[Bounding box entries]
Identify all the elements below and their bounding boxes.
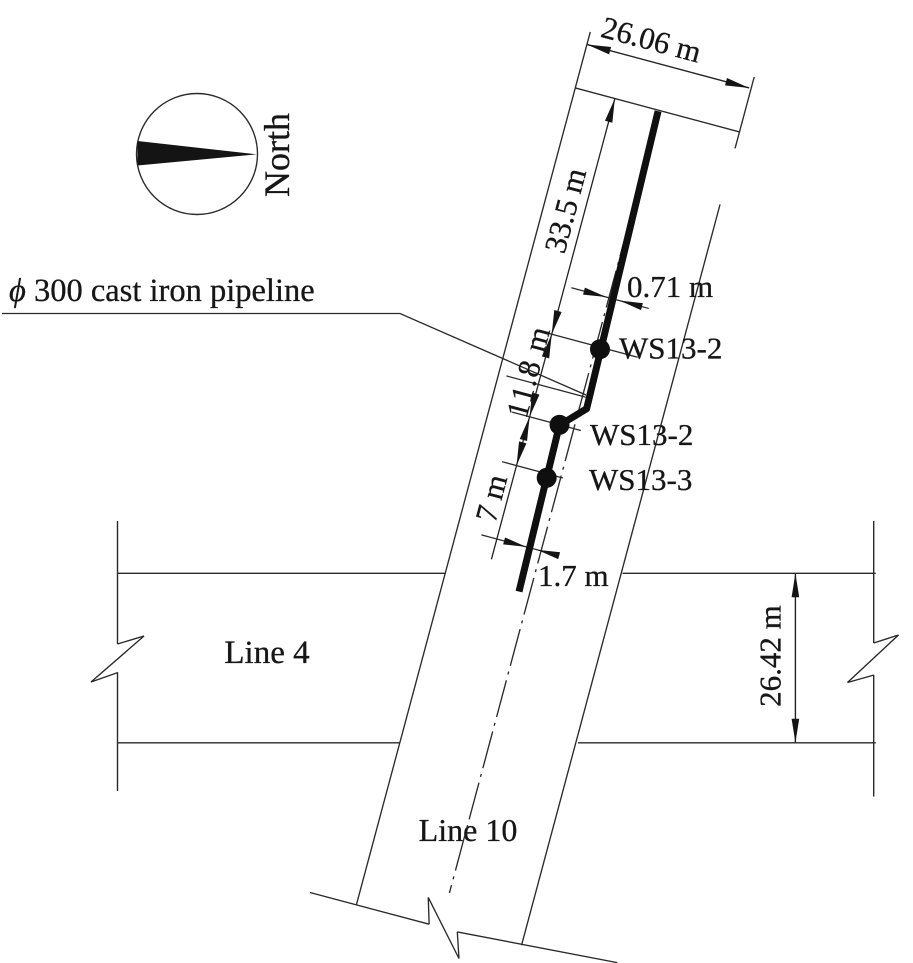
svg-text:1.7 m: 1.7 m: [538, 558, 609, 593]
svg-text:WS13-2: WS13-2: [619, 331, 722, 366]
svg-text:North: North: [257, 113, 297, 197]
svg-text:ϕ 300 cast iron pipeline: ϕ 300 cast iron pipeline: [9, 273, 315, 309]
svg-text:26.42 m: 26.42 m: [753, 605, 788, 707]
svg-text:WS13-3: WS13-3: [589, 462, 692, 497]
svg-text:Line 4: Line 4: [224, 635, 309, 671]
svg-text:0.71 m: 0.71 m: [627, 269, 713, 304]
svg-text:Line 10: Line 10: [419, 812, 518, 848]
svg-text:WS13-2: WS13-2: [590, 417, 693, 452]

◆ **WORK TO COMPLETE**
Copy the lines above word for word, leaving out the picture.

◆ **WORKED ANSWER**
Identify all the elements below and their bounding boxes.
svg-text:1.7 m: 1.7 m: [538, 558, 609, 593]
svg-text:WS13-2: WS13-2: [619, 331, 722, 366]
svg-text:North: North: [257, 113, 297, 197]
svg-text:ϕ 300 cast iron pipeline: ϕ 300 cast iron pipeline: [9, 273, 315, 309]
svg-text:26.42 m: 26.42 m: [753, 605, 788, 707]
svg-text:WS13-3: WS13-3: [589, 462, 692, 497]
svg-text:Line 4: Line 4: [224, 635, 309, 671]
svg-text:0.71 m: 0.71 m: [627, 269, 713, 304]
svg-text:Line 10: Line 10: [419, 812, 518, 848]
svg-text:WS13-2: WS13-2: [590, 417, 693, 452]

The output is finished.